▶ **Your objective**: Retype exactly the lines from the one containing "What data populates" through the last line of the records below, including both, and leave out any pictures.

▶ **Task inputs**:
<<<<
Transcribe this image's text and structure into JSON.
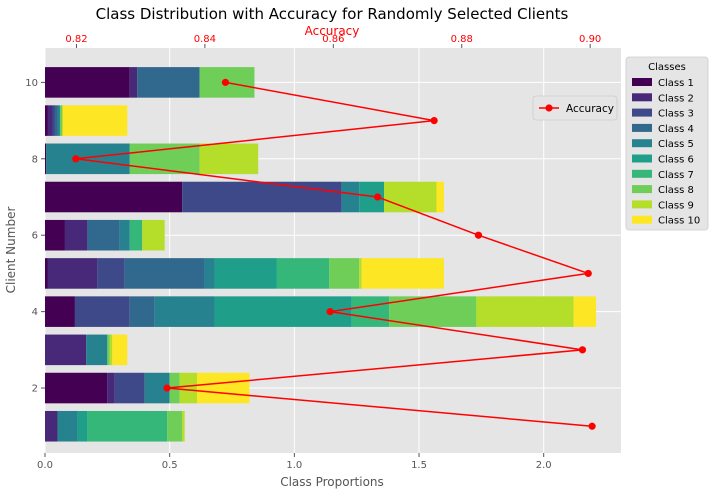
{
  "chart_data": {
    "type": "bar",
    "orientation": "horizontal",
    "stacked": true,
    "title": "Class Distribution with Accuracy for Randomly Selected Clients",
    "xlabel": "Class Proportions",
    "ylabel": "Client Number",
    "xlim": [
      0,
      2.31
    ],
    "xticks": [
      0.0,
      0.5,
      1.0,
      1.5,
      2.0
    ],
    "xtick_labels": [
      "0.0",
      "0.5",
      "1.0",
      "1.5",
      "2.0"
    ],
    "ylim": [
      0.3,
      10.9
    ],
    "yticks": [
      2,
      4,
      6,
      8,
      10
    ],
    "ytick_labels": [
      "2",
      "4",
      "6",
      "8",
      "10"
    ],
    "categories": [
      1,
      2,
      3,
      4,
      5,
      6,
      7,
      8,
      9,
      10
    ],
    "grid": true,
    "legend": {
      "title": "Classes",
      "placement": "outside-right"
    },
    "series": [
      {
        "name": "Class 1",
        "color": "#440154",
        "values": [
          0.0,
          0.25,
          0.0,
          0.12,
          0.01,
          0.08,
          0.55,
          0.005,
          0.01,
          0.34
        ]
      },
      {
        "name": "Class 2",
        "color": "#482878",
        "values": [
          0.05,
          0.03,
          0.165,
          0.0,
          0.2,
          0.09,
          0.0,
          0.0,
          0.02,
          0.03
        ]
      },
      {
        "name": "Class 3",
        "color": "#3e4989",
        "values": [
          0.0,
          0.12,
          0.0,
          0.22,
          0.11,
          0.0,
          0.64,
          0.0,
          0.01,
          0.0
        ]
      },
      {
        "name": "Class 4",
        "color": "#31688e",
        "values": [
          0.0,
          0.0,
          0.0,
          0.1,
          0.32,
          0.13,
          0.0,
          0.0,
          0.01,
          0.25
        ]
      },
      {
        "name": "Class 5",
        "color": "#26828e",
        "values": [
          0.08,
          0.1,
          0.085,
          0.24,
          0.04,
          0.04,
          0.07,
          0.335,
          0.01,
          0.0
        ]
      },
      {
        "name": "Class 6",
        "color": "#1f9e89",
        "values": [
          0.04,
          0.0,
          0.0,
          0.55,
          0.25,
          0.0,
          0.1,
          0.0,
          0.0,
          0.0
        ]
      },
      {
        "name": "Class 7",
        "color": "#35b779",
        "values": [
          0.32,
          0.0,
          0.0,
          0.15,
          0.21,
          0.05,
          0.0,
          0.0,
          0.0,
          0.0
        ]
      },
      {
        "name": "Class 8",
        "color": "#6ece58",
        "values": [
          0.06,
          0.04,
          0.01,
          0.35,
          0.12,
          0.0,
          0.0,
          0.28,
          0.01,
          0.22
        ]
      },
      {
        "name": "Class 9",
        "color": "#b5de2b",
        "values": [
          0.01,
          0.07,
          0.01,
          0.39,
          0.01,
          0.09,
          0.21,
          0.235,
          0.0,
          0.0
        ]
      },
      {
        "name": "Class 10",
        "color": "#fde725",
        "values": [
          0.0,
          0.21,
          0.06,
          0.09,
          0.33,
          0.0,
          0.03,
          0.0,
          0.26,
          0.0
        ]
      }
    ],
    "accuracy": {
      "name": "Accuracy",
      "color": "#ff0000",
      "axis_label": "Accuracy",
      "xlim": [
        0.8151,
        0.9048
      ],
      "xticks": [
        0.82,
        0.84,
        0.86,
        0.88,
        0.9
      ],
      "xtick_labels": [
        "0.82",
        "0.84",
        "0.86",
        "0.88",
        "0.90"
      ],
      "values": [
        0.9003,
        0.8341,
        0.8988,
        0.8595,
        0.8997,
        0.8826,
        0.8669,
        0.8199,
        0.8757,
        0.8432
      ]
    }
  }
}
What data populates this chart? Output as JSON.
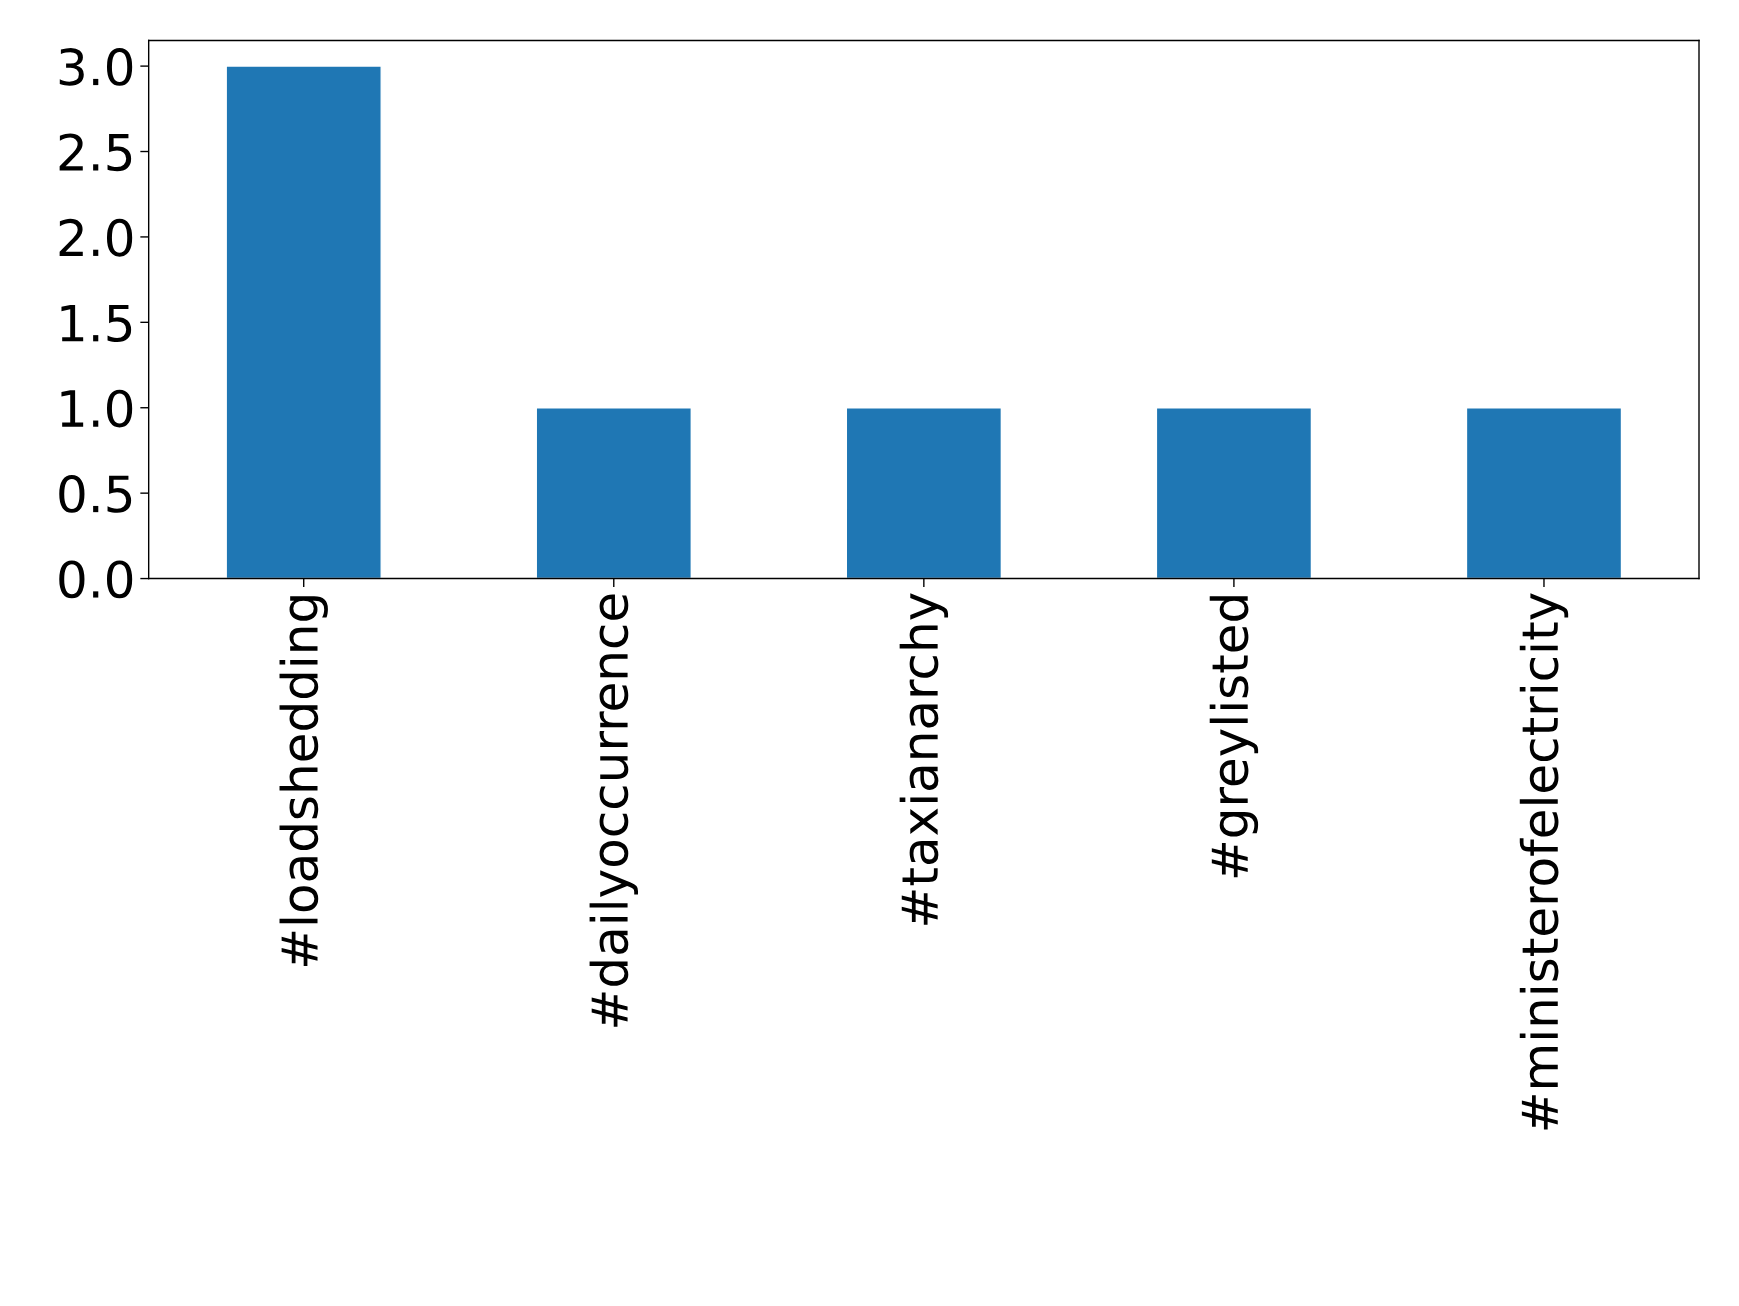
{
  "chart_data": {
    "type": "bar",
    "categories": [
      "#loadshedding",
      "#dailyoccurrence",
      "#taxianarchy",
      "#greylisted",
      "#ministerofelectricity"
    ],
    "values": [
      3,
      1,
      1,
      1,
      1
    ],
    "color": "#1f77b4",
    "ylim": [
      0,
      3.15
    ],
    "yticks": [
      {
        "value": 0,
        "label": "0.0"
      },
      {
        "value": 0.5,
        "label": "0.5"
      },
      {
        "value": 1,
        "label": "1.0"
      },
      {
        "value": 1.5,
        "label": "1.5"
      },
      {
        "value": 2,
        "label": "2.0"
      },
      {
        "value": 2.5,
        "label": "2.5"
      },
      {
        "value": 3,
        "label": "3.0"
      }
    ],
    "grid": false,
    "legend": false
  }
}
>>>>
▶ **The response**:
What data populates this chart? Output as JSON.
{
  "chart_data": {
    "type": "bar",
    "categories": [
      "#loadshedding",
      "#dailyoccurrence",
      "#taxianarchy",
      "#greylisted",
      "#ministerofelectricity"
    ],
    "values": [
      3,
      1,
      1,
      1,
      1
    ],
    "color": "#1f77b4",
    "ylim": [
      0,
      3.15
    ],
    "yticks": [
      {
        "value": 0,
        "label": "0.0"
      },
      {
        "value": 0.5,
        "label": "0.5"
      },
      {
        "value": 1,
        "label": "1.0"
      },
      {
        "value": 1.5,
        "label": "1.5"
      },
      {
        "value": 2,
        "label": "2.0"
      },
      {
        "value": 2.5,
        "label": "2.5"
      },
      {
        "value": 3,
        "label": "3.0"
      }
    ],
    "grid": false,
    "legend": false
  }
}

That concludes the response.